Your instructions |
Pictures in the records should not be copied, but every other part must be repeated exactly.

Figure contents as structured data |

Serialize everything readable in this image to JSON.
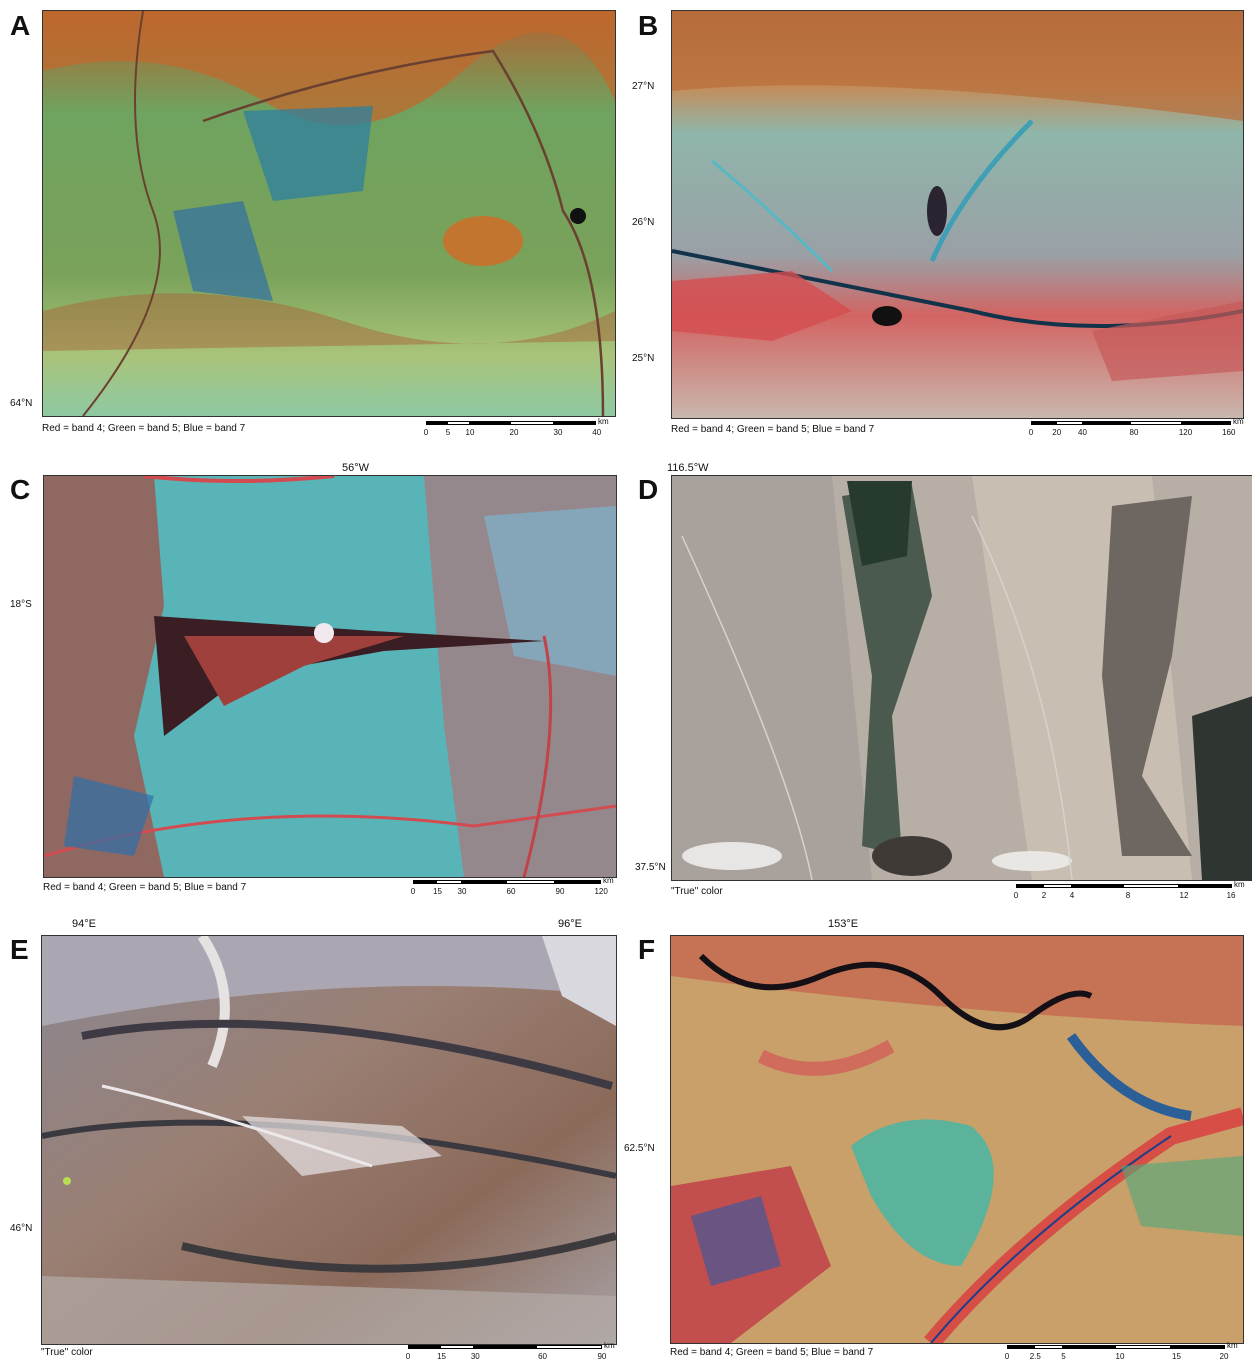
{
  "colors": {
    "false_color_green": "#5aa872",
    "false_color_orange": "#c26a35",
    "false_color_cyan": "#4fb9bf",
    "false_color_red": "#d9504c",
    "true_color_gray": "#b4aca2",
    "true_color_brown": "#8a6a58"
  },
  "panels": [
    {
      "letter": "A",
      "caption": "Red = band 4; Green = band 5; Blue = band 7",
      "lat": "64°N",
      "lon_top": [],
      "scale_ticks": [
        "0",
        "5",
        "10",
        "20",
        "30",
        "40"
      ],
      "scale_unit": "km"
    },
    {
      "letter": "B",
      "caption": "Red = band 4; Green = band 5; Blue = band 7",
      "lat": [
        "27°N",
        "26°N",
        "25°N"
      ],
      "lon_top": [],
      "scale_ticks": [
        "0",
        "20",
        "40",
        "80",
        "120",
        "160"
      ],
      "scale_unit": "km"
    },
    {
      "letter": "C",
      "caption": "Red = band 4; Green = band 5; Blue = band 7",
      "lat": "18°S",
      "lon_top": "56°W",
      "scale_ticks": [
        "0",
        "15",
        "30",
        "60",
        "90",
        "120"
      ],
      "scale_unit": "km"
    },
    {
      "letter": "D",
      "caption": "\"True\" color",
      "lat": "37.5°N",
      "lon_top": "116.5°W",
      "scale_ticks": [
        "0",
        "2",
        "4",
        "8",
        "12",
        "16"
      ],
      "scale_unit": "km"
    },
    {
      "letter": "E",
      "caption": "\"True\" color",
      "lat": "46°N",
      "lon_top": [
        "94°E",
        "96°E"
      ],
      "scale_ticks": [
        "0",
        "15",
        "30",
        "60",
        "90"
      ],
      "scale_unit": "km"
    },
    {
      "letter": "F",
      "caption": "Red = band 4; Green = band 5; Blue = band 7",
      "lat": "62.5°N",
      "lon_top": "153°E",
      "scale_ticks": [
        "0",
        "2.5",
        "5",
        "10",
        "15",
        "20"
      ],
      "scale_unit": "km"
    }
  ]
}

Final result |
Serialize everything readable in this image to JSON.
{
  "colors": {
    "false_color_green": "#5aa872",
    "false_color_orange": "#c26a35",
    "false_color_cyan": "#4fb9bf",
    "false_color_red": "#d9504c",
    "true_color_gray": "#b4aca2",
    "true_color_brown": "#8a6a58"
  },
  "panels": [
    {
      "letter": "A",
      "caption": "Red = band 4; Green = band 5; Blue = band 7",
      "lat": "64°N",
      "lon_top": [],
      "scale_ticks": [
        "0",
        "5",
        "10",
        "20",
        "30",
        "40"
      ],
      "scale_unit": "km"
    },
    {
      "letter": "B",
      "caption": "Red = band 4; Green = band 5; Blue = band 7",
      "lat": [
        "27°N",
        "26°N",
        "25°N"
      ],
      "lon_top": [],
      "scale_ticks": [
        "0",
        "20",
        "40",
        "80",
        "120",
        "160"
      ],
      "scale_unit": "km"
    },
    {
      "letter": "C",
      "caption": "Red = band 4; Green = band 5; Blue = band 7",
      "lat": "18°S",
      "lon_top": "56°W",
      "scale_ticks": [
        "0",
        "15",
        "30",
        "60",
        "90",
        "120"
      ],
      "scale_unit": "km"
    },
    {
      "letter": "D",
      "caption": "\"True\" color",
      "lat": "37.5°N",
      "lon_top": "116.5°W",
      "scale_ticks": [
        "0",
        "2",
        "4",
        "8",
        "12",
        "16"
      ],
      "scale_unit": "km"
    },
    {
      "letter": "E",
      "caption": "\"True\" color",
      "lat": "46°N",
      "lon_top": [
        "94°E",
        "96°E"
      ],
      "scale_ticks": [
        "0",
        "15",
        "30",
        "60",
        "90"
      ],
      "scale_unit": "km"
    },
    {
      "letter": "F",
      "caption": "Red = band 4; Green = band 5; Blue = band 7",
      "lat": "62.5°N",
      "lon_top": "153°E",
      "scale_ticks": [
        "0",
        "2.5",
        "5",
        "10",
        "15",
        "20"
      ],
      "scale_unit": "km"
    }
  ]
}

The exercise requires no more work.